- [Aim]
Reproduce the listing below word for word, with no pictures.

- [Dataset rows]
━━━━━━━━━━━━━━━━
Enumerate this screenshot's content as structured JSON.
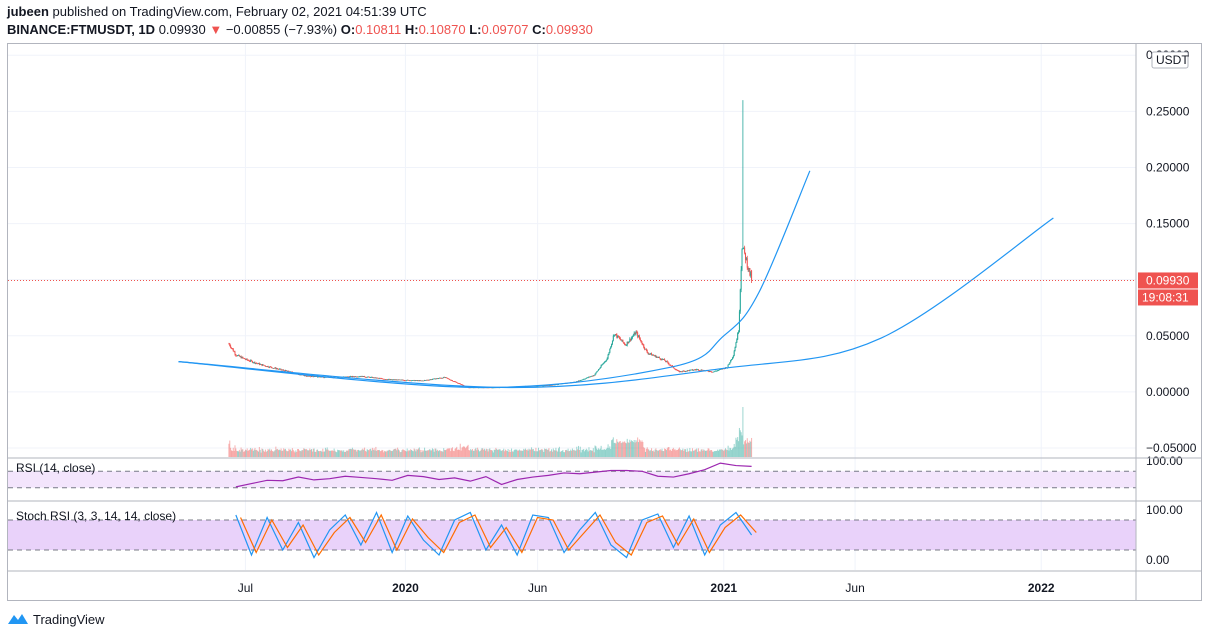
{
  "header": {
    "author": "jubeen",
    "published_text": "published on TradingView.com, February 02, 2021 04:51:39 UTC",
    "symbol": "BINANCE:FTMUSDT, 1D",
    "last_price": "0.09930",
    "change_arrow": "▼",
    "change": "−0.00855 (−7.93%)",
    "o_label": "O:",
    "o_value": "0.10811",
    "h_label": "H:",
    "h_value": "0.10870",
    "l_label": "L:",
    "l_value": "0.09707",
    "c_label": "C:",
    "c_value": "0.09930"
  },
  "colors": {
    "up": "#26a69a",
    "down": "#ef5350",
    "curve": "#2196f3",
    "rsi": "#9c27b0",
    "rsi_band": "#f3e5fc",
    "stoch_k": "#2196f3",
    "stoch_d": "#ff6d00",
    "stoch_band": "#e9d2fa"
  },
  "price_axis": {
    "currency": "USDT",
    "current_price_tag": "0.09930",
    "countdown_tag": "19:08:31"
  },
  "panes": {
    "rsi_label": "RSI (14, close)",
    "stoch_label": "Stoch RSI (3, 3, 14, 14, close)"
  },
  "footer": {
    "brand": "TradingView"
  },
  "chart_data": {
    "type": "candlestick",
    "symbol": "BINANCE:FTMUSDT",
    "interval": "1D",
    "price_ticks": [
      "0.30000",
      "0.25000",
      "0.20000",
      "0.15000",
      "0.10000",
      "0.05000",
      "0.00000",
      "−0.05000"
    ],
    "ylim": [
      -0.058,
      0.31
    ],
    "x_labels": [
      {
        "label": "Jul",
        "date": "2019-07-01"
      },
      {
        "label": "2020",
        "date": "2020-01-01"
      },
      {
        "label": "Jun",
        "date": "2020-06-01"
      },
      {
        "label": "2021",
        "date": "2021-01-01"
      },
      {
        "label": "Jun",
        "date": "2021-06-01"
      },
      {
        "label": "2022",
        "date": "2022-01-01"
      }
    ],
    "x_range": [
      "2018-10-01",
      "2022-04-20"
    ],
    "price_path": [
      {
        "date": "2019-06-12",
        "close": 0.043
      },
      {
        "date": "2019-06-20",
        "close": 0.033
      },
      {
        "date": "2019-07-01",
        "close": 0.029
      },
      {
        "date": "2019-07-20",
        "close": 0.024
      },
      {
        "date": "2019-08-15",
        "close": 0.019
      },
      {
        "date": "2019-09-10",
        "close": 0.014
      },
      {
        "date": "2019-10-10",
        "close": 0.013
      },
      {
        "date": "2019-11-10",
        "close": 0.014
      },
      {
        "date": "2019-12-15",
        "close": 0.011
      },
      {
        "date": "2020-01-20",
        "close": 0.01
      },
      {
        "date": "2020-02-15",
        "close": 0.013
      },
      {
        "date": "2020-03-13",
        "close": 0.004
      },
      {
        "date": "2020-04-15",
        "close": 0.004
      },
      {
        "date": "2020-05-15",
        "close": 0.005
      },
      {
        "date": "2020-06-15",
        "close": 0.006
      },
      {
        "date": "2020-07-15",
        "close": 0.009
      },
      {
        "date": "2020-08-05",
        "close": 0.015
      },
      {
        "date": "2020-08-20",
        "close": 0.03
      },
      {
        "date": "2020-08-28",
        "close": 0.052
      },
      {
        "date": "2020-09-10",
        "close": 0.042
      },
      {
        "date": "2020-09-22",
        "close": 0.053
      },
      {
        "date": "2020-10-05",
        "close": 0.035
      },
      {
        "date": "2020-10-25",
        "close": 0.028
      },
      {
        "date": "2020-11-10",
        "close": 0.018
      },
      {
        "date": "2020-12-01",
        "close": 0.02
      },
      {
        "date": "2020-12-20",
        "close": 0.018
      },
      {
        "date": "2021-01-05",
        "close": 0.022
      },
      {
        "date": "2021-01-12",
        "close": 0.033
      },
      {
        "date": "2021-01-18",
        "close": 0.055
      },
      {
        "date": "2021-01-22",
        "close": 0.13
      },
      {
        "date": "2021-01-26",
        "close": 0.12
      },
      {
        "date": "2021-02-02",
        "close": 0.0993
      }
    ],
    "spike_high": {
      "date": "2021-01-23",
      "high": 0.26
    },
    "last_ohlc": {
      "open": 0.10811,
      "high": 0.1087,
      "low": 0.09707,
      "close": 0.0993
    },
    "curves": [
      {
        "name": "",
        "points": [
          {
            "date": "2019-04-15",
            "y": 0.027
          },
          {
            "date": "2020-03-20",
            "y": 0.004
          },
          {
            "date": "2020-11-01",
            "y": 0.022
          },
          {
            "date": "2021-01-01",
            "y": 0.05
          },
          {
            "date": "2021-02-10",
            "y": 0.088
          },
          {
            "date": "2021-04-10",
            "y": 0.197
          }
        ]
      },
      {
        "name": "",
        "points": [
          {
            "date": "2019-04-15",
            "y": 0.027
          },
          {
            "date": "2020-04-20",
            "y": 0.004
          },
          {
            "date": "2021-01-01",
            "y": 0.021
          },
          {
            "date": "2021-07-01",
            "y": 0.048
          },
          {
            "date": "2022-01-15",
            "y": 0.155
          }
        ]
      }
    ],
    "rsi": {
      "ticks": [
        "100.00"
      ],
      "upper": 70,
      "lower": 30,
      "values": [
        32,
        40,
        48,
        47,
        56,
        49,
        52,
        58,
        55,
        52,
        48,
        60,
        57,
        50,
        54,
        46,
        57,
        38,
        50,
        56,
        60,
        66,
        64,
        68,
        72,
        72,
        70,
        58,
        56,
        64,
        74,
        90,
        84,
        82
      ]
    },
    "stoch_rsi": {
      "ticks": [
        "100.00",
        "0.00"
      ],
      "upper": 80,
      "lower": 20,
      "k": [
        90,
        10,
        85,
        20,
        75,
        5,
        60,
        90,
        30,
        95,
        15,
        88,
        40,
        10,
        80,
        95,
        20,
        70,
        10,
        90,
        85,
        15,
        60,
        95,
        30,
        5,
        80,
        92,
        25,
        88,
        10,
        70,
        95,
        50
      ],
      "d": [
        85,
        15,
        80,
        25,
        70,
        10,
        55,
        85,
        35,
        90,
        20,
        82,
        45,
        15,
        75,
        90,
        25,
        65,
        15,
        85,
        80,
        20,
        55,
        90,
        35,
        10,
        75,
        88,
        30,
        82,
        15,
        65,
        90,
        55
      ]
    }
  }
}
━━━━━━━━━━━━━━━━
- [The completed task]
Enumerate this screenshot's content as structured JSON.
{
  "header": {
    "author": "jubeen",
    "published_text": "published on TradingView.com, February 02, 2021 04:51:39 UTC",
    "symbol": "BINANCE:FTMUSDT, 1D",
    "last_price": "0.09930",
    "change_arrow": "▼",
    "change": "−0.00855 (−7.93%)",
    "o_label": "O:",
    "o_value": "0.10811",
    "h_label": "H:",
    "h_value": "0.10870",
    "l_label": "L:",
    "l_value": "0.09707",
    "c_label": "C:",
    "c_value": "0.09930"
  },
  "colors": {
    "up": "#26a69a",
    "down": "#ef5350",
    "curve": "#2196f3",
    "rsi": "#9c27b0",
    "rsi_band": "#f3e5fc",
    "stoch_k": "#2196f3",
    "stoch_d": "#ff6d00",
    "stoch_band": "#e9d2fa"
  },
  "price_axis": {
    "currency": "USDT",
    "current_price_tag": "0.09930",
    "countdown_tag": "19:08:31"
  },
  "panes": {
    "rsi_label": "RSI (14, close)",
    "stoch_label": "Stoch RSI (3, 3, 14, 14, close)"
  },
  "footer": {
    "brand": "TradingView"
  },
  "chart_data": {
    "type": "candlestick",
    "symbol": "BINANCE:FTMUSDT",
    "interval": "1D",
    "price_ticks": [
      "0.30000",
      "0.25000",
      "0.20000",
      "0.15000",
      "0.10000",
      "0.05000",
      "0.00000",
      "−0.05000"
    ],
    "ylim": [
      -0.058,
      0.31
    ],
    "x_labels": [
      {
        "label": "Jul",
        "date": "2019-07-01"
      },
      {
        "label": "2020",
        "date": "2020-01-01"
      },
      {
        "label": "Jun",
        "date": "2020-06-01"
      },
      {
        "label": "2021",
        "date": "2021-01-01"
      },
      {
        "label": "Jun",
        "date": "2021-06-01"
      },
      {
        "label": "2022",
        "date": "2022-01-01"
      }
    ],
    "x_range": [
      "2018-10-01",
      "2022-04-20"
    ],
    "price_path": [
      {
        "date": "2019-06-12",
        "close": 0.043
      },
      {
        "date": "2019-06-20",
        "close": 0.033
      },
      {
        "date": "2019-07-01",
        "close": 0.029
      },
      {
        "date": "2019-07-20",
        "close": 0.024
      },
      {
        "date": "2019-08-15",
        "close": 0.019
      },
      {
        "date": "2019-09-10",
        "close": 0.014
      },
      {
        "date": "2019-10-10",
        "close": 0.013
      },
      {
        "date": "2019-11-10",
        "close": 0.014
      },
      {
        "date": "2019-12-15",
        "close": 0.011
      },
      {
        "date": "2020-01-20",
        "close": 0.01
      },
      {
        "date": "2020-02-15",
        "close": 0.013
      },
      {
        "date": "2020-03-13",
        "close": 0.004
      },
      {
        "date": "2020-04-15",
        "close": 0.004
      },
      {
        "date": "2020-05-15",
        "close": 0.005
      },
      {
        "date": "2020-06-15",
        "close": 0.006
      },
      {
        "date": "2020-07-15",
        "close": 0.009
      },
      {
        "date": "2020-08-05",
        "close": 0.015
      },
      {
        "date": "2020-08-20",
        "close": 0.03
      },
      {
        "date": "2020-08-28",
        "close": 0.052
      },
      {
        "date": "2020-09-10",
        "close": 0.042
      },
      {
        "date": "2020-09-22",
        "close": 0.053
      },
      {
        "date": "2020-10-05",
        "close": 0.035
      },
      {
        "date": "2020-10-25",
        "close": 0.028
      },
      {
        "date": "2020-11-10",
        "close": 0.018
      },
      {
        "date": "2020-12-01",
        "close": 0.02
      },
      {
        "date": "2020-12-20",
        "close": 0.018
      },
      {
        "date": "2021-01-05",
        "close": 0.022
      },
      {
        "date": "2021-01-12",
        "close": 0.033
      },
      {
        "date": "2021-01-18",
        "close": 0.055
      },
      {
        "date": "2021-01-22",
        "close": 0.13
      },
      {
        "date": "2021-01-26",
        "close": 0.12
      },
      {
        "date": "2021-02-02",
        "close": 0.0993
      }
    ],
    "spike_high": {
      "date": "2021-01-23",
      "high": 0.26
    },
    "last_ohlc": {
      "open": 0.10811,
      "high": 0.1087,
      "low": 0.09707,
      "close": 0.0993
    },
    "curves": [
      {
        "name": "",
        "points": [
          {
            "date": "2019-04-15",
            "y": 0.027
          },
          {
            "date": "2020-03-20",
            "y": 0.004
          },
          {
            "date": "2020-11-01",
            "y": 0.022
          },
          {
            "date": "2021-01-01",
            "y": 0.05
          },
          {
            "date": "2021-02-10",
            "y": 0.088
          },
          {
            "date": "2021-04-10",
            "y": 0.197
          }
        ]
      },
      {
        "name": "",
        "points": [
          {
            "date": "2019-04-15",
            "y": 0.027
          },
          {
            "date": "2020-04-20",
            "y": 0.004
          },
          {
            "date": "2021-01-01",
            "y": 0.021
          },
          {
            "date": "2021-07-01",
            "y": 0.048
          },
          {
            "date": "2022-01-15",
            "y": 0.155
          }
        ]
      }
    ],
    "rsi": {
      "ticks": [
        "100.00"
      ],
      "upper": 70,
      "lower": 30,
      "values": [
        32,
        40,
        48,
        47,
        56,
        49,
        52,
        58,
        55,
        52,
        48,
        60,
        57,
        50,
        54,
        46,
        57,
        38,
        50,
        56,
        60,
        66,
        64,
        68,
        72,
        72,
        70,
        58,
        56,
        64,
        74,
        90,
        84,
        82
      ]
    },
    "stoch_rsi": {
      "ticks": [
        "100.00",
        "0.00"
      ],
      "upper": 80,
      "lower": 20,
      "k": [
        90,
        10,
        85,
        20,
        75,
        5,
        60,
        90,
        30,
        95,
        15,
        88,
        40,
        10,
        80,
        95,
        20,
        70,
        10,
        90,
        85,
        15,
        60,
        95,
        30,
        5,
        80,
        92,
        25,
        88,
        10,
        70,
        95,
        50
      ],
      "d": [
        85,
        15,
        80,
        25,
        70,
        10,
        55,
        85,
        35,
        90,
        20,
        82,
        45,
        15,
        75,
        90,
        25,
        65,
        15,
        85,
        80,
        20,
        55,
        90,
        35,
        10,
        75,
        88,
        30,
        82,
        15,
        65,
        90,
        55
      ]
    }
  }
}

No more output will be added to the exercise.